───── Material supplied
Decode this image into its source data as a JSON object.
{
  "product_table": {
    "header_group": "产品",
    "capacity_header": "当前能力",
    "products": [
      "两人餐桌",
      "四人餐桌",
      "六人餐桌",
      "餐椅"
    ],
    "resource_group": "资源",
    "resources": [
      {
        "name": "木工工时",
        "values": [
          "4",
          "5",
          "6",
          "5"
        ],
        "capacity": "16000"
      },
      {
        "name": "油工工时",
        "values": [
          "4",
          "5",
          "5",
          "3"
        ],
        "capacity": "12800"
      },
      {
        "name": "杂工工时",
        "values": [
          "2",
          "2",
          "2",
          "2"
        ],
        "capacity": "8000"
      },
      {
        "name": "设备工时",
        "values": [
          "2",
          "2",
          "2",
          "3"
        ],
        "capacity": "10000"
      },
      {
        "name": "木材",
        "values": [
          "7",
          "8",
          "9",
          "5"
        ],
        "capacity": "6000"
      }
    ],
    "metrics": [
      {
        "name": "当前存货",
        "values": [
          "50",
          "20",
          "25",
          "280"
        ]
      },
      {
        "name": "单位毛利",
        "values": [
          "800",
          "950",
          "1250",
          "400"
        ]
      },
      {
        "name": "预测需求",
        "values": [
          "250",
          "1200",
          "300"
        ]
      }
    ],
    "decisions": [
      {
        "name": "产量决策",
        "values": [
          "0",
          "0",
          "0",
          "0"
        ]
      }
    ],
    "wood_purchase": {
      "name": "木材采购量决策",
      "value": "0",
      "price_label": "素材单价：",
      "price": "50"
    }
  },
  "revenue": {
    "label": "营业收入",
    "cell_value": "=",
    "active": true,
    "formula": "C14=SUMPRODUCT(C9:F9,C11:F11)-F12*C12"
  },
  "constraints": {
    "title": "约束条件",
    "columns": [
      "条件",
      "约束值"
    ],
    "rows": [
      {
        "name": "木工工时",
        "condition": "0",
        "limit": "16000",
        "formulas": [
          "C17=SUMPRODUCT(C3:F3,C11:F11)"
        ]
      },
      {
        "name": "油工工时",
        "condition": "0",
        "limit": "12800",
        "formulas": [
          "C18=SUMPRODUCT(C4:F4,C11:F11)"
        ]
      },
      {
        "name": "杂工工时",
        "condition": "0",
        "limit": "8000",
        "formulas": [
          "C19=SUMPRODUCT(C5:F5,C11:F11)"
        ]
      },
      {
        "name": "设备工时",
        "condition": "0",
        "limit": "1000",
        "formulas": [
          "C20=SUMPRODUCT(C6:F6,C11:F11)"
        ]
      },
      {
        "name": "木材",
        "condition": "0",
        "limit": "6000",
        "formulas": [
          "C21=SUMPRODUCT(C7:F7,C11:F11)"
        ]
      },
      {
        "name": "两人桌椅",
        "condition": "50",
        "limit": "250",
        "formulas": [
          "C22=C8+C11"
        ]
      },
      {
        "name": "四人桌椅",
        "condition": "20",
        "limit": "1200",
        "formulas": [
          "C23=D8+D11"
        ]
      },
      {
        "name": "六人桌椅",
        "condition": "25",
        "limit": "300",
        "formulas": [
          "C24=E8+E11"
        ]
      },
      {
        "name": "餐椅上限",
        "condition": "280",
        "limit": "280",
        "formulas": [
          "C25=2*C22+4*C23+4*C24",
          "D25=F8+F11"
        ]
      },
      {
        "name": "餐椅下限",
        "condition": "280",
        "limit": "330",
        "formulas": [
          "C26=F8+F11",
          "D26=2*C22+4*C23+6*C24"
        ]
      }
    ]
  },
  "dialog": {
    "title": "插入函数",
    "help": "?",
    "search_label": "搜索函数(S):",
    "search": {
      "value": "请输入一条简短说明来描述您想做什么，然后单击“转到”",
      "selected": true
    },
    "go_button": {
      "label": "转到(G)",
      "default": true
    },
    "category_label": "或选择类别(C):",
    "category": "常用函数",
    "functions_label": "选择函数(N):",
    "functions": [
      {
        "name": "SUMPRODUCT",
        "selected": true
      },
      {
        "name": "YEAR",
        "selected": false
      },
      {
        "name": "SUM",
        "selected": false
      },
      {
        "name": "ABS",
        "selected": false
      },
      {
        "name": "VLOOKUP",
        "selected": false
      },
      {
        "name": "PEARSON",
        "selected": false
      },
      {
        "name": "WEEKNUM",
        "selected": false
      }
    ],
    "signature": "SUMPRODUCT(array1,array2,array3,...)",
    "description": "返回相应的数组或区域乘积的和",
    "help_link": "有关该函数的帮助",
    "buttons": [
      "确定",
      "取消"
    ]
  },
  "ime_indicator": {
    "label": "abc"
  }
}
──────────
■ **Exercise directions**:
Without leaving anything out, quote all the data.

■ **Written response**:
Decode this image into its source data as a JSON object.
{
  "product_table": {
    "header_group": "产品",
    "capacity_header": "当前能力",
    "products": [
      "两人餐桌",
      "四人餐桌",
      "六人餐桌",
      "餐椅"
    ],
    "resource_group": "资源",
    "resources": [
      {
        "name": "木工工时",
        "values": [
          "4",
          "5",
          "6",
          "5"
        ],
        "capacity": "16000"
      },
      {
        "name": "油工工时",
        "values": [
          "4",
          "5",
          "5",
          "3"
        ],
        "capacity": "12800"
      },
      {
        "name": "杂工工时",
        "values": [
          "2",
          "2",
          "2",
          "2"
        ],
        "capacity": "8000"
      },
      {
        "name": "设备工时",
        "values": [
          "2",
          "2",
          "2",
          "3"
        ],
        "capacity": "10000"
      },
      {
        "name": "木材",
        "values": [
          "7",
          "8",
          "9",
          "5"
        ],
        "capacity": "6000"
      }
    ],
    "metrics": [
      {
        "name": "当前存货",
        "values": [
          "50",
          "20",
          "25",
          "280"
        ]
      },
      {
        "name": "单位毛利",
        "values": [
          "800",
          "950",
          "1250",
          "400"
        ]
      },
      {
        "name": "预测需求",
        "values": [
          "250",
          "1200",
          "300"
        ]
      }
    ],
    "decisions": [
      {
        "name": "产量决策",
        "values": [
          "0",
          "0",
          "0",
          "0"
        ]
      }
    ],
    "wood_purchase": {
      "name": "木材采购量决策",
      "value": "0",
      "price_label": "素材单价：",
      "price": "50"
    }
  },
  "revenue": {
    "label": "营业收入",
    "cell_value": "=",
    "active": true,
    "formula": "C14=SUMPRODUCT(C9:F9,C11:F11)-F12*C12"
  },
  "constraints": {
    "title": "约束条件",
    "columns": [
      "条件",
      "约束值"
    ],
    "rows": [
      {
        "name": "木工工时",
        "condition": "0",
        "limit": "16000",
        "formulas": [
          "C17=SUMPRODUCT(C3:F3,C11:F11)"
        ]
      },
      {
        "name": "油工工时",
        "condition": "0",
        "limit": "12800",
        "formulas": [
          "C18=SUMPRODUCT(C4:F4,C11:F11)"
        ]
      },
      {
        "name": "杂工工时",
        "condition": "0",
        "limit": "8000",
        "formulas": [
          "C19=SUMPRODUCT(C5:F5,C11:F11)"
        ]
      },
      {
        "name": "设备工时",
        "condition": "0",
        "limit": "1000",
        "formulas": [
          "C20=SUMPRODUCT(C6:F6,C11:F11)"
        ]
      },
      {
        "name": "木材",
        "condition": "0",
        "limit": "6000",
        "formulas": [
          "C21=SUMPRODUCT(C7:F7,C11:F11)"
        ]
      },
      {
        "name": "两人桌椅",
        "condition": "50",
        "limit": "250",
        "formulas": [
          "C22=C8+C11"
        ]
      },
      {
        "name": "四人桌椅",
        "condition": "20",
        "limit": "1200",
        "formulas": [
          "C23=D8+D11"
        ]
      },
      {
        "name": "六人桌椅",
        "condition": "25",
        "limit": "300",
        "formulas": [
          "C24=E8+E11"
        ]
      },
      {
        "name": "餐椅上限",
        "condition": "280",
        "limit": "280",
        "formulas": [
          "C25=2*C22+4*C23+4*C24",
          "D25=F8+F11"
        ]
      },
      {
        "name": "餐椅下限",
        "condition": "280",
        "limit": "330",
        "formulas": [
          "C26=F8+F11",
          "D26=2*C22+4*C23+6*C24"
        ]
      }
    ]
  },
  "dialog": {
    "title": "插入函数",
    "help": "?",
    "search_label": "搜索函数(S):",
    "search": {
      "value": "请输入一条简短说明来描述您想做什么，然后单击“转到”",
      "selected": true
    },
    "go_button": {
      "label": "转到(G)",
      "default": true
    },
    "category_label": "或选择类别(C):",
    "category": "常用函数",
    "functions_label": "选择函数(N):",
    "functions": [
      {
        "name": "SUMPRODUCT",
        "selected": true
      },
      {
        "name": "YEAR",
        "selected": false
      },
      {
        "name": "SUM",
        "selected": false
      },
      {
        "name": "ABS",
        "selected": false
      },
      {
        "name": "VLOOKUP",
        "selected": false
      },
      {
        "name": "PEARSON",
        "selected": false
      },
      {
        "name": "WEEKNUM",
        "selected": false
      }
    ],
    "signature": "SUMPRODUCT(array1,array2,array3,...)",
    "description": "返回相应的数组或区域乘积的和",
    "help_link": "有关该函数的帮助",
    "buttons": [
      "确定",
      "取消"
    ]
  },
  "ime_indicator": {
    "label": "abc"
  }
}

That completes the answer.